**What you are asked to do:** Copy out all the records, word for word.

**Excerpted data:**
________________________
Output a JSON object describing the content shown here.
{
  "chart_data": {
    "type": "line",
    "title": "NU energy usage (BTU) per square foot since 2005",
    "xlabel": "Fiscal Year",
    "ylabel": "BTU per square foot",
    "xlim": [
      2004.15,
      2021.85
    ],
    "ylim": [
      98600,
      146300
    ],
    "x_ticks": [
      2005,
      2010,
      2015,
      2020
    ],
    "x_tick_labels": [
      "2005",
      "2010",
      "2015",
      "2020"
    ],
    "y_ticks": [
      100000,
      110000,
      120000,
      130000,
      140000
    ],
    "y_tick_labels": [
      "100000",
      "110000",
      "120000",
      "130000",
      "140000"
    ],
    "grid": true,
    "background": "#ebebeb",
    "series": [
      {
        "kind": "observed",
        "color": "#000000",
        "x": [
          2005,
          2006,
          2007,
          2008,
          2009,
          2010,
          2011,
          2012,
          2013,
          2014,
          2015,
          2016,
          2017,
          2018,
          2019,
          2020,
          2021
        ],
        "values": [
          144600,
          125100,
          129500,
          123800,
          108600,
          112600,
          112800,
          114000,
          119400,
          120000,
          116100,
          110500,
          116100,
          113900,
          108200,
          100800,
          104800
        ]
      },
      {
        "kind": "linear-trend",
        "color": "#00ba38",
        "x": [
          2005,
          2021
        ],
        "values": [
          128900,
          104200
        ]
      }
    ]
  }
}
________________________
**Result of this exercise:**
Output a JSON object describing the content shown here.
{
  "chart_data": {
    "type": "line",
    "title": "NU energy usage (BTU) per square foot since 2005",
    "xlabel": "Fiscal Year",
    "ylabel": "BTU per square foot",
    "xlim": [
      2004.15,
      2021.85
    ],
    "ylim": [
      98600,
      146300
    ],
    "x_ticks": [
      2005,
      2010,
      2015,
      2020
    ],
    "x_tick_labels": [
      "2005",
      "2010",
      "2015",
      "2020"
    ],
    "y_ticks": [
      100000,
      110000,
      120000,
      130000,
      140000
    ],
    "y_tick_labels": [
      "100000",
      "110000",
      "120000",
      "130000",
      "140000"
    ],
    "grid": true,
    "background": "#ebebeb",
    "series": [
      {
        "kind": "observed",
        "color": "#000000",
        "x": [
          2005,
          2006,
          2007,
          2008,
          2009,
          2010,
          2011,
          2012,
          2013,
          2014,
          2015,
          2016,
          2017,
          2018,
          2019,
          2020,
          2021
        ],
        "values": [
          144600,
          125100,
          129500,
          123800,
          108600,
          112600,
          112800,
          114000,
          119400,
          120000,
          116100,
          110500,
          116100,
          113900,
          108200,
          100800,
          104800
        ]
      },
      {
        "kind": "linear-trend",
        "color": "#00ba38",
        "x": [
          2005,
          2021
        ],
        "values": [
          128900,
          104200
        ]
      }
    ]
  }
}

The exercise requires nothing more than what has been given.